TASK OBJECTIVE: Each entry below should be echoed exactly, with pictures omitted.

*** RECORDED INFORMATION

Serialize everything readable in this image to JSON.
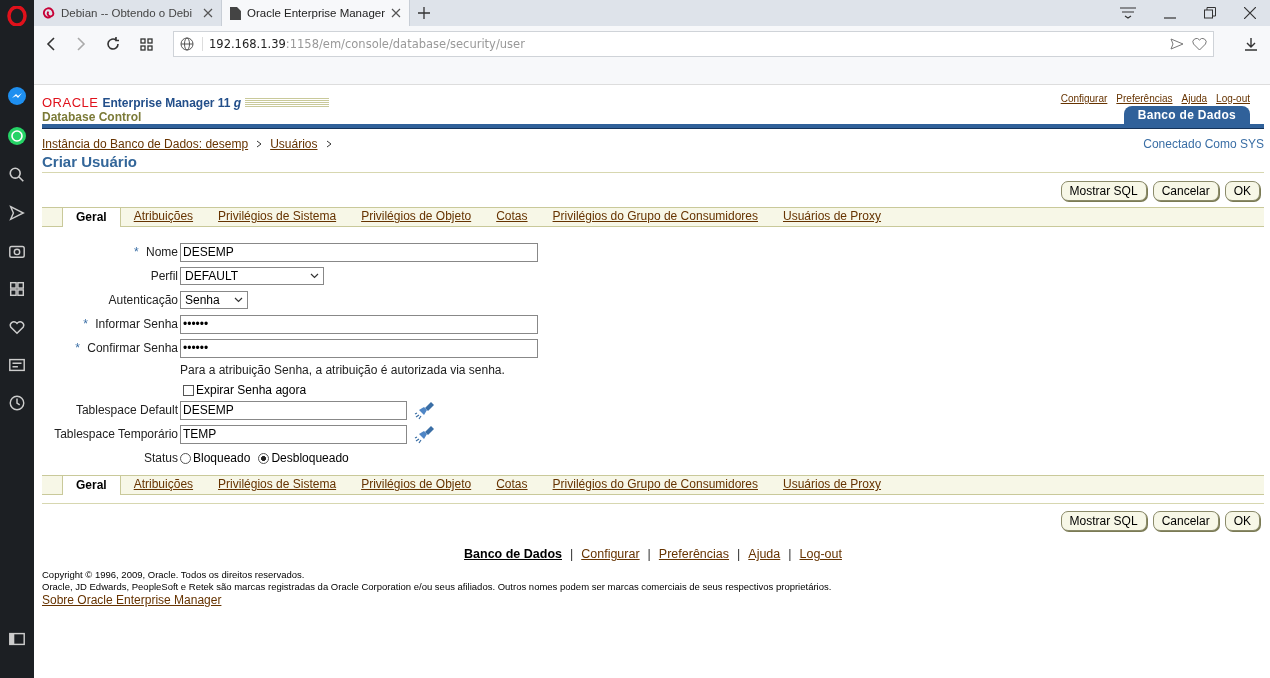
{
  "browser": {
    "tabs": [
      {
        "title": "Debian -- Obtendo o Debi",
        "selected": false,
        "kind": "debian"
      },
      {
        "title": "Oracle Enterprise Manager",
        "selected": true,
        "kind": "page"
      }
    ],
    "url_host": "192.168.1.39",
    "url_path": ":1158/em/console/database/security/user"
  },
  "header": {
    "logo": "ORACLE",
    "product": "Enterprise Manager 11 *g*",
    "subtitle": "Database Control",
    "global_links": [
      "Configurar",
      "Preferências",
      "Ajuda",
      "Log-out"
    ],
    "target_tab": "Banco de Dados"
  },
  "breadcrumbs": [
    "Instância do Banco de Dados: desemp",
    "Usuários"
  ],
  "connected_as": "Conectado Como SYS",
  "page_title": "Criar Usuário",
  "buttons_top": [
    "Mostrar SQL",
    "Cancelar",
    "OK"
  ],
  "tabs_top": [
    {
      "label": "Geral",
      "selected": true
    },
    {
      "label": "Atribuições",
      "selected": false
    },
    {
      "label": "Privilégios de Sistema",
      "selected": false
    },
    {
      "label": "Privilégios de Objeto",
      "selected": false
    },
    {
      "label": "Cotas",
      "selected": false
    },
    {
      "label": "Privilégios do Grupo de Consumidores",
      "selected": false
    },
    {
      "label": "Usuários de Proxy",
      "selected": false
    }
  ],
  "form": [
    {
      "kind": "text",
      "label": "Nome",
      "required_mark": "*",
      "value": "DESEMP"
    },
    {
      "kind": "select",
      "label": "Perfil",
      "value": "DEFAULT"
    },
    {
      "kind": "select",
      "label": "Autenticação",
      "value": "Senha"
    },
    {
      "kind": "password",
      "label": "Informar Senha",
      "required_mark": "*",
      "value": "••••••"
    },
    {
      "kind": "password",
      "label": "Confirmar Senha",
      "required_mark": "*",
      "value": "••••••"
    },
    {
      "kind": "note",
      "text": "Para a atribuição Senha, a atribuição é autorizada via senha."
    },
    {
      "kind": "checkbox",
      "text": "Expirar Senha agora",
      "checked": false
    },
    {
      "kind": "lookup",
      "label": "Tablespace Default",
      "value": "DESEMP"
    },
    {
      "kind": "lookup",
      "label": "Tablespace Temporário",
      "value": "TEMP"
    },
    {
      "kind": "radio",
      "label": "Status",
      "options": [
        {
          "label": "Bloqueado",
          "selected": false
        },
        {
          "label": "Desbloqueado",
          "selected": true
        }
      ]
    }
  ],
  "tabs_bottom": [
    {
      "label": "Geral",
      "selected": true
    },
    {
      "label": "Atribuições",
      "selected": false
    },
    {
      "label": "Privilégios de Sistema",
      "selected": false
    },
    {
      "label": "Privilégios de Objeto",
      "selected": false
    },
    {
      "label": "Cotas",
      "selected": false
    },
    {
      "label": "Privilégios do Grupo de Consumidores",
      "selected": false
    },
    {
      "label": "Usuários de Proxy",
      "selected": false
    }
  ],
  "buttons_bottom": [
    "Mostrar SQL",
    "Cancelar",
    "OK"
  ],
  "footer": {
    "links": [
      {
        "label": "Banco de Dados",
        "selected": true
      },
      {
        "separator": "|",
        "label": "Configurar",
        "selected": false
      },
      {
        "separator": "|",
        "label": "Preferências",
        "selected": false
      },
      {
        "separator": "|",
        "label": "Ajuda",
        "selected": false
      },
      {
        "separator": "|",
        "label": "Log-out",
        "selected": false
      }
    ],
    "copyright": "Copyright © 1996, 2009, Oracle. Todos os direitos reservados.",
    "trademark": "Oracle, JD Edwards, PeopleSoft e Retek são marcas registradas da Oracle Corporation e/ou seus afiliados. Outros nomes podem ser marcas comerciais de seus respectivos proprietários.",
    "about_link": "Sobre Oracle Enterprise Manager"
  }
}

******

RESPONSE TO THE TASK:
Serialize everything readable in this image to JSON.
{
  "browser": {
    "tabs": [
      {
        "title": "Debian -- Obtendo o Debi",
        "selected": false,
        "kind": "debian"
      },
      {
        "title": "Oracle Enterprise Manager",
        "selected": true,
        "kind": "page"
      }
    ],
    "url_host": "192.168.1.39",
    "url_path": ":1158/em/console/database/security/user"
  },
  "header": {
    "logo": "ORACLE",
    "product": "Enterprise Manager 11 *g*",
    "subtitle": "Database Control",
    "global_links": [
      "Configurar",
      "Preferências",
      "Ajuda",
      "Log-out"
    ],
    "target_tab": "Banco de Dados"
  },
  "breadcrumbs": [
    "Instância do Banco de Dados: desemp",
    "Usuários"
  ],
  "connected_as": "Conectado Como SYS",
  "page_title": "Criar Usuário",
  "buttons_top": [
    "Mostrar SQL",
    "Cancelar",
    "OK"
  ],
  "tabs_top": [
    {
      "label": "Geral",
      "selected": true
    },
    {
      "label": "Atribuições",
      "selected": false
    },
    {
      "label": "Privilégios de Sistema",
      "selected": false
    },
    {
      "label": "Privilégios de Objeto",
      "selected": false
    },
    {
      "label": "Cotas",
      "selected": false
    },
    {
      "label": "Privilégios do Grupo de Consumidores",
      "selected": false
    },
    {
      "label": "Usuários de Proxy",
      "selected": false
    }
  ],
  "form": [
    {
      "kind": "text",
      "label": "Nome",
      "required_mark": "*",
      "value": "DESEMP"
    },
    {
      "kind": "select",
      "label": "Perfil",
      "value": "DEFAULT"
    },
    {
      "kind": "select",
      "label": "Autenticação",
      "value": "Senha"
    },
    {
      "kind": "password",
      "label": "Informar Senha",
      "required_mark": "*",
      "value": "••••••"
    },
    {
      "kind": "password",
      "label": "Confirmar Senha",
      "required_mark": "*",
      "value": "••••••"
    },
    {
      "kind": "note",
      "text": "Para a atribuição Senha, a atribuição é autorizada via senha."
    },
    {
      "kind": "checkbox",
      "text": "Expirar Senha agora",
      "checked": false
    },
    {
      "kind": "lookup",
      "label": "Tablespace Default",
      "value": "DESEMP"
    },
    {
      "kind": "lookup",
      "label": "Tablespace Temporário",
      "value": "TEMP"
    },
    {
      "kind": "radio",
      "label": "Status",
      "options": [
        {
          "label": "Bloqueado",
          "selected": false
        },
        {
          "label": "Desbloqueado",
          "selected": true
        }
      ]
    }
  ],
  "tabs_bottom": [
    {
      "label": "Geral",
      "selected": true
    },
    {
      "label": "Atribuições",
      "selected": false
    },
    {
      "label": "Privilégios de Sistema",
      "selected": false
    },
    {
      "label": "Privilégios de Objeto",
      "selected": false
    },
    {
      "label": "Cotas",
      "selected": false
    },
    {
      "label": "Privilégios do Grupo de Consumidores",
      "selected": false
    },
    {
      "label": "Usuários de Proxy",
      "selected": false
    }
  ],
  "buttons_bottom": [
    "Mostrar SQL",
    "Cancelar",
    "OK"
  ],
  "footer": {
    "links": [
      {
        "label": "Banco de Dados",
        "selected": true
      },
      {
        "separator": "|",
        "label": "Configurar",
        "selected": false
      },
      {
        "separator": "|",
        "label": "Preferências",
        "selected": false
      },
      {
        "separator": "|",
        "label": "Ajuda",
        "selected": false
      },
      {
        "separator": "|",
        "label": "Log-out",
        "selected": false
      }
    ],
    "copyright": "Copyright © 1996, 2009, Oracle. Todos os direitos reservados.",
    "trademark": "Oracle, JD Edwards, PeopleSoft e Retek são marcas registradas da Oracle Corporation e/ou seus afiliados. Outros nomes podem ser marcas comerciais de seus respectivos proprietários.",
    "about_link": "Sobre Oracle Enterprise Manager"
  }
}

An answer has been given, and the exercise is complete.